Data listing:
-------

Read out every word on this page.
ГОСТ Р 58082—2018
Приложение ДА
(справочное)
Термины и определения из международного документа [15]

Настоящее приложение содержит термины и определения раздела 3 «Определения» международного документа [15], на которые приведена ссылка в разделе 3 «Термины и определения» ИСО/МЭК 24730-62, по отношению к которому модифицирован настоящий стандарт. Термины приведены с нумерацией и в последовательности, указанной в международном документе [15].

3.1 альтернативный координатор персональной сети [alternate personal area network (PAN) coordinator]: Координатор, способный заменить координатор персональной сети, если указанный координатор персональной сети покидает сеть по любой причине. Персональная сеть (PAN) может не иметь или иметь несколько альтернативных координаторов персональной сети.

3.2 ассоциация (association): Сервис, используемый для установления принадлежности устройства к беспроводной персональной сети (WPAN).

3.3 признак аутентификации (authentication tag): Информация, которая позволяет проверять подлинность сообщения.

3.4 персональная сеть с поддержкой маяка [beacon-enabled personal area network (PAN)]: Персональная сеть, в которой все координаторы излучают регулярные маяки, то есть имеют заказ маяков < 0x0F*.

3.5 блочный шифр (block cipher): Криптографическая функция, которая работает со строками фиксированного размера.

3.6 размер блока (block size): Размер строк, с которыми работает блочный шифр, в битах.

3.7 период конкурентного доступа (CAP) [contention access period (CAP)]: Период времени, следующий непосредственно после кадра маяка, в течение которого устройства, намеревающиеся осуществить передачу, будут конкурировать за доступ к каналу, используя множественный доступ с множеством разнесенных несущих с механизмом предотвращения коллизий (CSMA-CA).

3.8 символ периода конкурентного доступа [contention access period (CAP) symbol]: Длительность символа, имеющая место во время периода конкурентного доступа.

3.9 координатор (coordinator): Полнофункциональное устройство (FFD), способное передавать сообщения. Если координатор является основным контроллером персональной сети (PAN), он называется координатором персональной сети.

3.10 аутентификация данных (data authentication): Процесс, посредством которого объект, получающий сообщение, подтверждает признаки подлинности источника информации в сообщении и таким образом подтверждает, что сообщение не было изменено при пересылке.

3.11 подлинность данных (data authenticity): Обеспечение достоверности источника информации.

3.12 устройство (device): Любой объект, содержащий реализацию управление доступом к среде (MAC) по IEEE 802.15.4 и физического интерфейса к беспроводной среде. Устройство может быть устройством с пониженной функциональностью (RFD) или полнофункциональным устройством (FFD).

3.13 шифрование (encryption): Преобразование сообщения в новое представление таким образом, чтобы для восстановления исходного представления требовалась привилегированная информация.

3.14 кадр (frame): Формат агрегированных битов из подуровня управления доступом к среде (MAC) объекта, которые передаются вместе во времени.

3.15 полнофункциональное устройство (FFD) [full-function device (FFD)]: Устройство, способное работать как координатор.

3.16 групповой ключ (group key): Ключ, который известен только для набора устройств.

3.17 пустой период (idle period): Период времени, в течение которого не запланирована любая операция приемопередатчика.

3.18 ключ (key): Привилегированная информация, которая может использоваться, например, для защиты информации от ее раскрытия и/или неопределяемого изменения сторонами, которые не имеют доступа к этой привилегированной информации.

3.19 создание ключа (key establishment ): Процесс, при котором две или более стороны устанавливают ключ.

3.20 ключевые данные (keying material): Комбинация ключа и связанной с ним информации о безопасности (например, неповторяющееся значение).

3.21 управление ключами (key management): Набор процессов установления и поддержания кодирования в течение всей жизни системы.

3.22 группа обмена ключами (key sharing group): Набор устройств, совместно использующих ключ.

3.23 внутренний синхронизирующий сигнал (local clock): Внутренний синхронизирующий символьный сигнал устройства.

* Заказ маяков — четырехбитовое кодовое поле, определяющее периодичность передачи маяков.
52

-------

Work instructions:
Write out each line of the data above again, exactly as given.

Worked answer:
Read out every word on this page.
ГОСТ Р 58082—2018
Приложение ДА
(справочное)
Термины и определения из международного документа [15]

Настоящее приложение содержит термины и определения раздела 3 «Определения» международного документа [15], на которые приведена ссылка в разделе 3 «Термины и определения» ИСО/МЭК 24730-62, по отношению к которому модифицирован настоящий стандарт. Термины приведены с нумерацией и в последовательности, указанной в международном документе [15].

3.1 альтернативный координатор персональной сети [alternate personal area network (PAN) coordinator]: Координатор, способный заменить координатор персональной сети, если указанный координатор персональной сети покидает сеть по любой причине. Персональная сеть (PAN) может не иметь или иметь несколько альтернативных координаторов персональной сети.

3.2 ассоциация (association): Сервис, используемый для установления принадлежности устройства к беспроводной персональной сети (WPAN).

3.3 признак аутентификации (authentication tag): Информация, которая позволяет проверять подлинность сообщения.

3.4 персональная сеть с поддержкой маяка [beacon-enabled personal area network (PAN)]: Персональная сеть, в которой все координаторы излучают регулярные маяки, то есть имеют заказ маяков < 0x0F*.

3.5 блочный шифр (block cipher): Криптографическая функция, которая работает со строками фиксированного размера.

3.6 размер блока (block size): Размер строк, с которыми работает блочный шифр, в битах.

3.7 период конкурентного доступа (CAP) [contention access period (CAP)]: Период времени, следующий непосредственно после кадра маяка, в течение которого устройства, намеревающиеся осуществить передачу, будут конкурировать за доступ к каналу, используя множественный доступ с множеством разнесенных несущих с механизмом предотвращения коллизий (CSMA-CA).

3.8 символ периода конкурентного доступа [contention access period (CAP) symbol]: Длительность символа, имеющая место во время периода конкурентного доступа.

3.9 координатор (coordinator): Полнофункциональное устройство (FFD), способное передавать сообщения. Если координатор является основным контроллером персональной сети (PAN), он называется координатором персональной сети.

3.10 аутентификация данных (data authentication): Процесс, посредством которого объект, получающий сообщение, подтверждает признаки подлинности источника информации в сообщении и таким образом подтверждает, что сообщение не было изменено при пересылке.

3.11 подлинность данных (data authenticity): Обеспечение достоверности источника информации.

3.12 устройство (device): Любой объект, содержащий реализацию управление доступом к среде (MAC) по IEEE 802.15.4 и физического интерфейса к беспроводной среде. Устройство может быть устройством с пониженной функциональностью (RFD) или полнофункциональным устройством (FFD).

3.13 шифрование (encryption): Преобразование сообщения в новое представление таким образом, чтобы для восстановления исходного представления требовалась привилегированная информация.

3.14 кадр (frame): Формат агрегированных битов из подуровня управления доступом к среде (MAC) объекта, которые передаются вместе во времени.

3.15 полнофункциональное устройство (FFD) [full-function device (FFD)]: Устройство, способное работать как координатор.

3.16 групповой ключ (group key): Ключ, который известен только для набора устройств.

3.17 пустой период (idle period): Период времени, в течение которого не запланирована любая операция приемопередатчика.

3.18 ключ (key): Привилегированная информация, которая может использоваться, например, для защиты информации от ее раскрытия и/или неопределяемого изменения сторонами, которые не имеют доступа к этой привилегированной информации.

3.19 создание ключа (key establishment ): Процесс, при котором две или более стороны устанавливают ключ.

3.20 ключевые данные (keying material): Комбинация ключа и связанной с ним информации о безопасности (например, неповторяющееся значение).

3.21 управление ключами (key management): Набор процессов установления и поддержания кодирования в течение всей жизни системы.

3.22 группа обмена ключами (key sharing group): Набор устройств, совместно использующих ключ.

3.23 внутренний синхронизирующий сигнал (local clock): Внутренний синхронизирующий символьный сигнал устройства.

* Заказ маяков — четырехбитовое кодовое поле, определяющее периодичность передачи маяков.
52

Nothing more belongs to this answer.